Review the material line by line. Identify and copy every line that contains the string "content".

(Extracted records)
○ ○ ○ ○ ○ ○ ○
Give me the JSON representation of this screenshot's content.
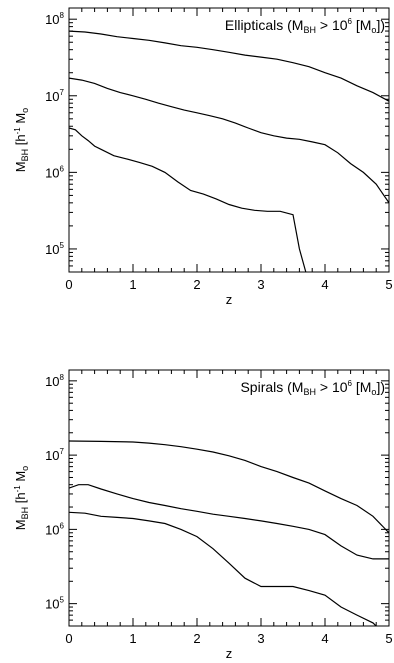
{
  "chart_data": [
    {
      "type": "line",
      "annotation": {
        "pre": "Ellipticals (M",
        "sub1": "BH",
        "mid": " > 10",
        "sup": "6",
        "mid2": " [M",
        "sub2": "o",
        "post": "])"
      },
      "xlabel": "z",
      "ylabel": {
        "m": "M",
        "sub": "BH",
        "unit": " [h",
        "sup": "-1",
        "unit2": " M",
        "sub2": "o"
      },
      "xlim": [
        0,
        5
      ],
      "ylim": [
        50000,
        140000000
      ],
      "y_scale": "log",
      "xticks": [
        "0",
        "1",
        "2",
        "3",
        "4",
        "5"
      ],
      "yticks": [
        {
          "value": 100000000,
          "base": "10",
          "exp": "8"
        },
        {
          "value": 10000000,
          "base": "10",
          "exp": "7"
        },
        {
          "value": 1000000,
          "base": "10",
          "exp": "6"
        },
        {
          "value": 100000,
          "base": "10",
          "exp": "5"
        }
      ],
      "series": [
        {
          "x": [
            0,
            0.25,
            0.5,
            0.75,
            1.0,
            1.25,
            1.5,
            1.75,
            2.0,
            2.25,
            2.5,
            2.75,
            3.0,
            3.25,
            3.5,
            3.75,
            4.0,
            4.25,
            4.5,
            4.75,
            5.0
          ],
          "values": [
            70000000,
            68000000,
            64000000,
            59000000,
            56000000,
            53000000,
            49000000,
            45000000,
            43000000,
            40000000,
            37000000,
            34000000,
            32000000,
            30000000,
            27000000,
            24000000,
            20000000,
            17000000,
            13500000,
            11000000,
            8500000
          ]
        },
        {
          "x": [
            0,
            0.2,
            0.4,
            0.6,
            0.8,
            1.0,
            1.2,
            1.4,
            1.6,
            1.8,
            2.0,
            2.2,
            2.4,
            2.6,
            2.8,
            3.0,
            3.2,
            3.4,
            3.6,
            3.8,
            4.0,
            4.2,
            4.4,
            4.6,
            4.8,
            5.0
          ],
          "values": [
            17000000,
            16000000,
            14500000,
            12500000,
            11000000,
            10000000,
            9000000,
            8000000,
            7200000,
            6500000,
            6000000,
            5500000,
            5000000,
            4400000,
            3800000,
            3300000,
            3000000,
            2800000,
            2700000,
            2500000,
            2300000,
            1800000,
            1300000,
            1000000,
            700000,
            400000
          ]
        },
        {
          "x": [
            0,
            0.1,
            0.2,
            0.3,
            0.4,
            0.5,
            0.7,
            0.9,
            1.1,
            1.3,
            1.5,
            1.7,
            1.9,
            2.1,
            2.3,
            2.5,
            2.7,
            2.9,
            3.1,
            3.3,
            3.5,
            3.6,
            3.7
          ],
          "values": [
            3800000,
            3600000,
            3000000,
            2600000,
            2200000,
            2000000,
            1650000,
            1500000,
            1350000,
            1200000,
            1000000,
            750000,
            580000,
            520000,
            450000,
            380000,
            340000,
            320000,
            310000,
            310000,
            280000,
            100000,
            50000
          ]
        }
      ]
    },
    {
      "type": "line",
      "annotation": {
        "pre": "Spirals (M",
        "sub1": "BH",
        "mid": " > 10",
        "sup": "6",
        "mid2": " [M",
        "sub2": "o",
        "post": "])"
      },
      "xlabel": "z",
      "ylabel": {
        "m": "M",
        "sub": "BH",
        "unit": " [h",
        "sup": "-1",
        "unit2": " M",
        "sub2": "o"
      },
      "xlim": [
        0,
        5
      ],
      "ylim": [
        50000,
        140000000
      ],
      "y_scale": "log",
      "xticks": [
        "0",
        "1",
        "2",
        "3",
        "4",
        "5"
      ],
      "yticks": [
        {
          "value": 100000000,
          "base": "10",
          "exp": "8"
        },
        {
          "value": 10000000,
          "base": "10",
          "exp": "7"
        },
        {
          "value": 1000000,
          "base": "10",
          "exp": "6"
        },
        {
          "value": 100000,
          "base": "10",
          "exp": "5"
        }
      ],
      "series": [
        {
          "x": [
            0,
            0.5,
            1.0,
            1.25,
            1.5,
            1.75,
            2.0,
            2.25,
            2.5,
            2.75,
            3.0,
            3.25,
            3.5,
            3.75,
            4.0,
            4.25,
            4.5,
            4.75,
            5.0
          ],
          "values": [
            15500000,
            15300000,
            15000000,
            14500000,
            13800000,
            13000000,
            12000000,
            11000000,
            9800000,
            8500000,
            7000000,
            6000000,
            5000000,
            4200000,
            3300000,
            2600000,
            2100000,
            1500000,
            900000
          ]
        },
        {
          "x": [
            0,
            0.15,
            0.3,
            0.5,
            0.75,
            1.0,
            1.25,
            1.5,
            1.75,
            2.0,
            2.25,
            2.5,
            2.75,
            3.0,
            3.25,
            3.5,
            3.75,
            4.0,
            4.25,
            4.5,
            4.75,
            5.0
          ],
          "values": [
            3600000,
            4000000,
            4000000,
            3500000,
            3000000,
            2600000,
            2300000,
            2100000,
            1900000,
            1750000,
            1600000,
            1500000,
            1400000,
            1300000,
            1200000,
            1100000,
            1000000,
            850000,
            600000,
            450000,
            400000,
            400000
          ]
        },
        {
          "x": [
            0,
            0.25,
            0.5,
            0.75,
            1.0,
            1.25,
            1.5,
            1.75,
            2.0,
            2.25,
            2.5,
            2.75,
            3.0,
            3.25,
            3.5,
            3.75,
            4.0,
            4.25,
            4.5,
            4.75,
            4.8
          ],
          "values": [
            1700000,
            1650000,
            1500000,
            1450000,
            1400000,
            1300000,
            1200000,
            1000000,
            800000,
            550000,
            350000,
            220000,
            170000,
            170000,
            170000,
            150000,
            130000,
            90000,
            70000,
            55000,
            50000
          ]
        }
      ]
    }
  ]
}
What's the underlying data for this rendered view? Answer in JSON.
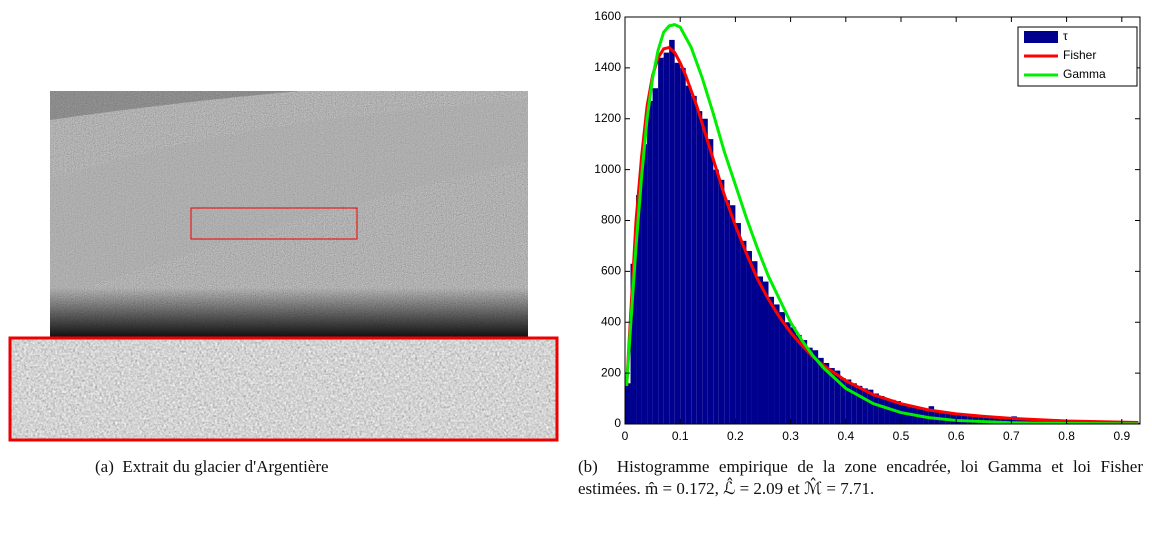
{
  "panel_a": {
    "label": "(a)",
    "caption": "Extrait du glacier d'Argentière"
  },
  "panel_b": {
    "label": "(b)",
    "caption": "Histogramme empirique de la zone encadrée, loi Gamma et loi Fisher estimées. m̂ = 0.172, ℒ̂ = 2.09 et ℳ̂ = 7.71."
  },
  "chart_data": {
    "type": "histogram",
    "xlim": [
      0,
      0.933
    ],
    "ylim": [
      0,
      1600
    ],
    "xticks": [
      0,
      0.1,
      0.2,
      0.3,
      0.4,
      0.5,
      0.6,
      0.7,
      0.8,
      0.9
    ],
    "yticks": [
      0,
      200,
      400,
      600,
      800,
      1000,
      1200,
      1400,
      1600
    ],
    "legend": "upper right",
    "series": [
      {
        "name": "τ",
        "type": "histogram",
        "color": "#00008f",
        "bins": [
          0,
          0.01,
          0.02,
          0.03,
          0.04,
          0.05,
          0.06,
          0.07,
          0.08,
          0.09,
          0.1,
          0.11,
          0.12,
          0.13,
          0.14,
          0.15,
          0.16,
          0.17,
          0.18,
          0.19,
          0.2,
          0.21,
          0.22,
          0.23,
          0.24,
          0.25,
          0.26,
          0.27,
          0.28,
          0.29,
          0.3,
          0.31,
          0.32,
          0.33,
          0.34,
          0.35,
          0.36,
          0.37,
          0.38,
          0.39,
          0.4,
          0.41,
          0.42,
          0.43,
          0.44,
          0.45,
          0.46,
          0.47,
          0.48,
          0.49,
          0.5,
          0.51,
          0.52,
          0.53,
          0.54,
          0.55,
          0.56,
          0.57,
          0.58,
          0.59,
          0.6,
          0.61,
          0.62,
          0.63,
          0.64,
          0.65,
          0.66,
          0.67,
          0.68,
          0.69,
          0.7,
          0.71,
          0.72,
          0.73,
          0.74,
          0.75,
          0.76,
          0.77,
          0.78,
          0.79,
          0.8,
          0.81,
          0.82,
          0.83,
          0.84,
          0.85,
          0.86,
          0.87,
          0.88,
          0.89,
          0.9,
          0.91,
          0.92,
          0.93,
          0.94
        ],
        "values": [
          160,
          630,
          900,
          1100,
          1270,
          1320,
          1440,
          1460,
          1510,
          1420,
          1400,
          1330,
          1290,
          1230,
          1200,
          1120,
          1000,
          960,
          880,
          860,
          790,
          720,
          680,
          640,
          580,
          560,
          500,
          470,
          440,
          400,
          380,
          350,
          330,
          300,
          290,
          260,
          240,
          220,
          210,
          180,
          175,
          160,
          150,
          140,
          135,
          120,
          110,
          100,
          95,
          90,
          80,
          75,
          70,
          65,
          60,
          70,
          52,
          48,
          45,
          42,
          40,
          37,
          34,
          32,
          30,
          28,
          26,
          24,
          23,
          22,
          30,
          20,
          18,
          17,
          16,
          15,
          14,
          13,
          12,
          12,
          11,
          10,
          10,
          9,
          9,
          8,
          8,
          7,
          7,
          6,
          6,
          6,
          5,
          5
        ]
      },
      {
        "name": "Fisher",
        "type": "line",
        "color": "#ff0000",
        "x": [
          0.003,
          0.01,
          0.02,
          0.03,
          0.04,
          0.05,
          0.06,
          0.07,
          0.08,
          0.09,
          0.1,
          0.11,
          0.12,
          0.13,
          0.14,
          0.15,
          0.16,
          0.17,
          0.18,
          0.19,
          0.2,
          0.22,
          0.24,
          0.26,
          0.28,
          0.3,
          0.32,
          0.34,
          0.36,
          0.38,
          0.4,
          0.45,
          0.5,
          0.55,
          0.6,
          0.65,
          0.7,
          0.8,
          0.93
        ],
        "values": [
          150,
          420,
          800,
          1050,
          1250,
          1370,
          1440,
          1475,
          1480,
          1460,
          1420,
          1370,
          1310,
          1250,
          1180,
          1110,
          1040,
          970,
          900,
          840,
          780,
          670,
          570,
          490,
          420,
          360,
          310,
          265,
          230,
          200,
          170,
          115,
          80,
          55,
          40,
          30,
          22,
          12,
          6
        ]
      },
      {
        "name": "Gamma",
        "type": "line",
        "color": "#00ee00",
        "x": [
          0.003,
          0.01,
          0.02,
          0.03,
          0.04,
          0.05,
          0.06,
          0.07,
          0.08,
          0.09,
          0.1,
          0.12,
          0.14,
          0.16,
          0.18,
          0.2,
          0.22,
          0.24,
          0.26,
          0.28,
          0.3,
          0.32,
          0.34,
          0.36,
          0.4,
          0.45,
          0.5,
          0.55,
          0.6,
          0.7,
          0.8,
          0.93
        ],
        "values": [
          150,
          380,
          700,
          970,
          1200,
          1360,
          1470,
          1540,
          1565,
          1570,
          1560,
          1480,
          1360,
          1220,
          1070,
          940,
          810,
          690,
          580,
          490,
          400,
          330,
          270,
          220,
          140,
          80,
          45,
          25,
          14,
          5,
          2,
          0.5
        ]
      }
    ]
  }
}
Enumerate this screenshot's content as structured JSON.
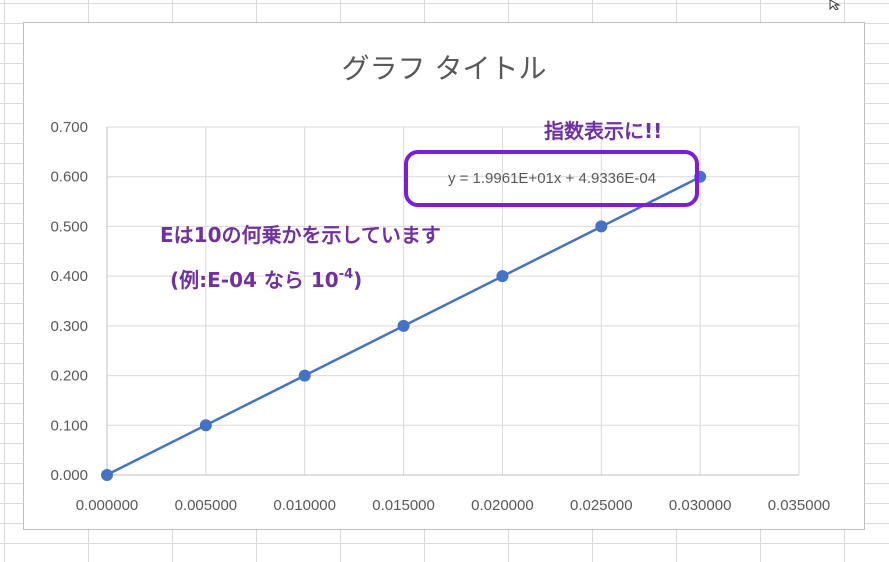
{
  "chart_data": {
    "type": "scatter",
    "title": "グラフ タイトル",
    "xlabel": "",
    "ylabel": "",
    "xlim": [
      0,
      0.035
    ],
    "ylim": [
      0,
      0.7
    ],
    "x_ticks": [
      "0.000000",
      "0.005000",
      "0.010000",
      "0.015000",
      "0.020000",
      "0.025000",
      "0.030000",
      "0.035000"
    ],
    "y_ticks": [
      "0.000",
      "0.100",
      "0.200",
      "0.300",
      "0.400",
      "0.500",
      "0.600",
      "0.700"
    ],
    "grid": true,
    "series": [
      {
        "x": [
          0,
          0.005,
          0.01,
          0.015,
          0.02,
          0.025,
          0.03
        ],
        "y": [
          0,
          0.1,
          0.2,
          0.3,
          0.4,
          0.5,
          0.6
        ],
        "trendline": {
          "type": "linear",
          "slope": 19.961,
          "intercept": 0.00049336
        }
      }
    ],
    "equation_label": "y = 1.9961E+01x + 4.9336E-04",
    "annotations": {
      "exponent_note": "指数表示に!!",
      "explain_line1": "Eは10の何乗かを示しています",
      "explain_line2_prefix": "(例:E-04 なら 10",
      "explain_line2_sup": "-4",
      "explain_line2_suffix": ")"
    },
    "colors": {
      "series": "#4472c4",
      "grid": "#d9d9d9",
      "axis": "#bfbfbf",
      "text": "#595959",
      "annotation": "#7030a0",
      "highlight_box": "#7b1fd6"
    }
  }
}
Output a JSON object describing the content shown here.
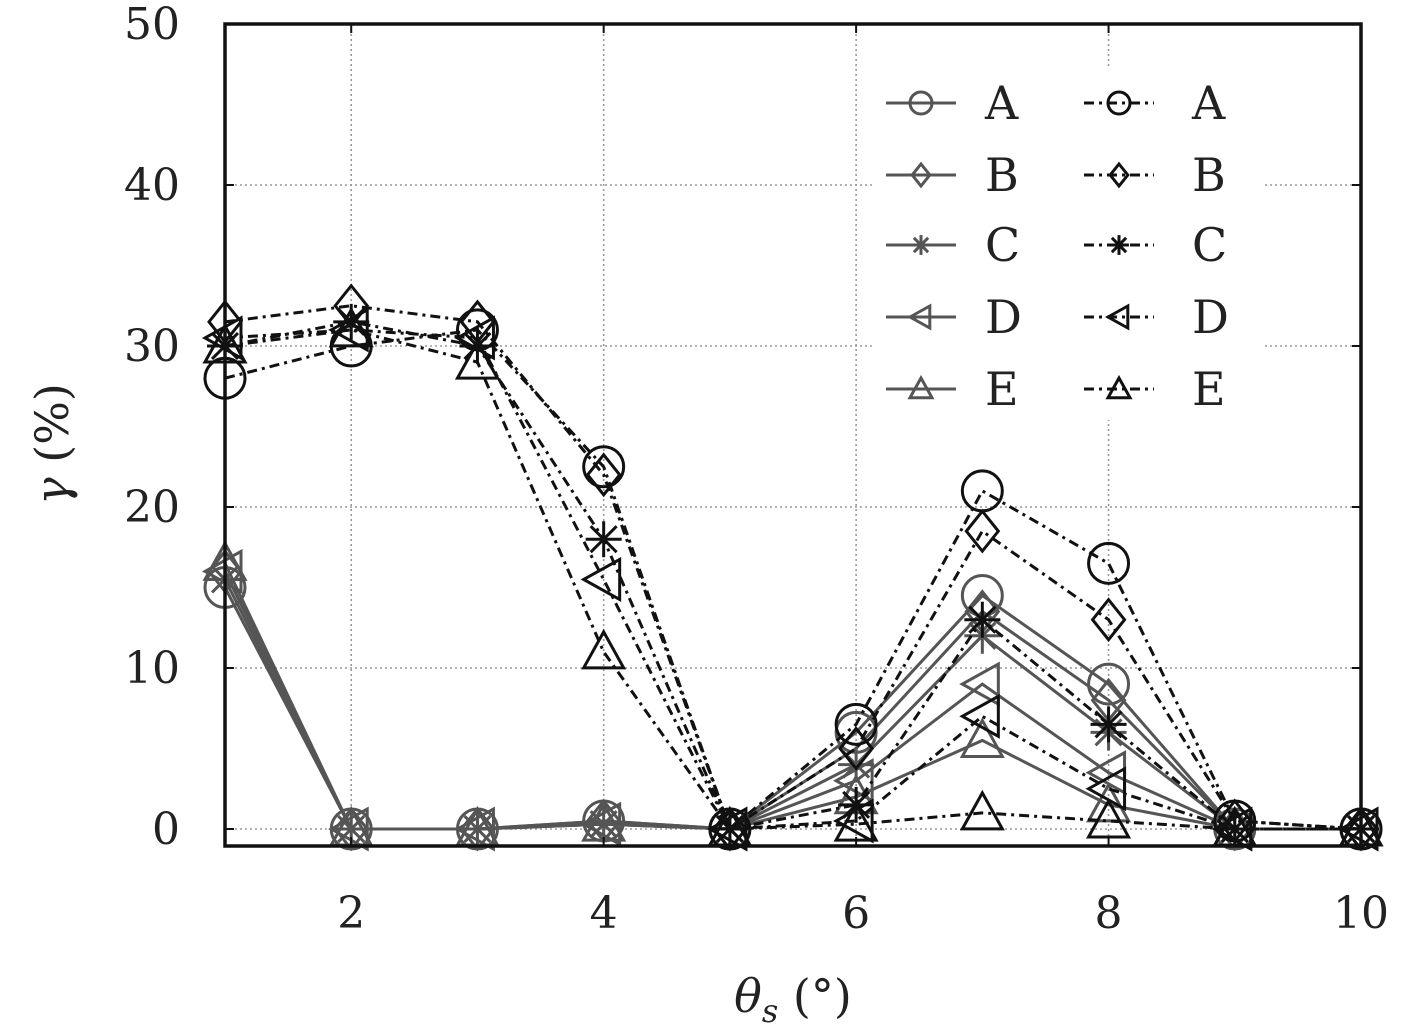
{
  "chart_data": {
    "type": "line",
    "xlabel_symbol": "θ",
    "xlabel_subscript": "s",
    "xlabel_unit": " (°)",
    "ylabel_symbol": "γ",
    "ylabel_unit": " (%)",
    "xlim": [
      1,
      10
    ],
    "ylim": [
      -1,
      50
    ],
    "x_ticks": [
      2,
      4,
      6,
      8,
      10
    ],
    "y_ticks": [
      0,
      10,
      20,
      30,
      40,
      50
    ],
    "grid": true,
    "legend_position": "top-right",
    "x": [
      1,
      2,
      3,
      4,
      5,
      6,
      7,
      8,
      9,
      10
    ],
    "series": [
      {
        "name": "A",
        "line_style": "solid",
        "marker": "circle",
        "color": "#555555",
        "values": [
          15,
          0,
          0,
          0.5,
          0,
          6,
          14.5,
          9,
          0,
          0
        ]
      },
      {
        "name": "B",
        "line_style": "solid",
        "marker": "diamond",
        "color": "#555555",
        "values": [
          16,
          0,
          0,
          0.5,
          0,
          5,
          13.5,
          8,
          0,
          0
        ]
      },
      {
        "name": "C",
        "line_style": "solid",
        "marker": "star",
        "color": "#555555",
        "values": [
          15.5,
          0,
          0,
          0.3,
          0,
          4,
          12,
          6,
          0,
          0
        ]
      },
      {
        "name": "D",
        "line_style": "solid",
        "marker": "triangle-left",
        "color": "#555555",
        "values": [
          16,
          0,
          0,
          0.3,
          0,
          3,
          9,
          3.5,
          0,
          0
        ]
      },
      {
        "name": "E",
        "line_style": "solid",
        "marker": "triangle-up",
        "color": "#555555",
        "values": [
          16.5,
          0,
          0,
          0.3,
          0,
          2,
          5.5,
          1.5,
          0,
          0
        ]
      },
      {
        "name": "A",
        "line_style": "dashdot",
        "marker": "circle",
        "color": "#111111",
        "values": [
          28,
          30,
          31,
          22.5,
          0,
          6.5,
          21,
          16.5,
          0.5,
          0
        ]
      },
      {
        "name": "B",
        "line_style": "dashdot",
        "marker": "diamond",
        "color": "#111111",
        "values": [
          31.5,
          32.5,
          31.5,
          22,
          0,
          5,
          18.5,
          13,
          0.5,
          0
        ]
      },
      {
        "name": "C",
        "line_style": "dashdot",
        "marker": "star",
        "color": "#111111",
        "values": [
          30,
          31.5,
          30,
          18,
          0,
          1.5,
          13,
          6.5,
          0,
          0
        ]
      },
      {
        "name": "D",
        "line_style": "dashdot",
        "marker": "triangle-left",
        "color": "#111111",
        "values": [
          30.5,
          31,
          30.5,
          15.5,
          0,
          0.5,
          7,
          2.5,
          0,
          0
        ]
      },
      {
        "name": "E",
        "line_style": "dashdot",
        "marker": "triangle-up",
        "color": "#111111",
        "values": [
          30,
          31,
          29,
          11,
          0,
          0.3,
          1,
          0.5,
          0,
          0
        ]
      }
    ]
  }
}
○ ○ ○ ○ ○ ○ ○
• **SOLVED PROBLEM**
Give me the JSON representation of this screenshot's content.
Enumerate this screenshot's content as structured JSON.
Output a JSON object describing the content shown here.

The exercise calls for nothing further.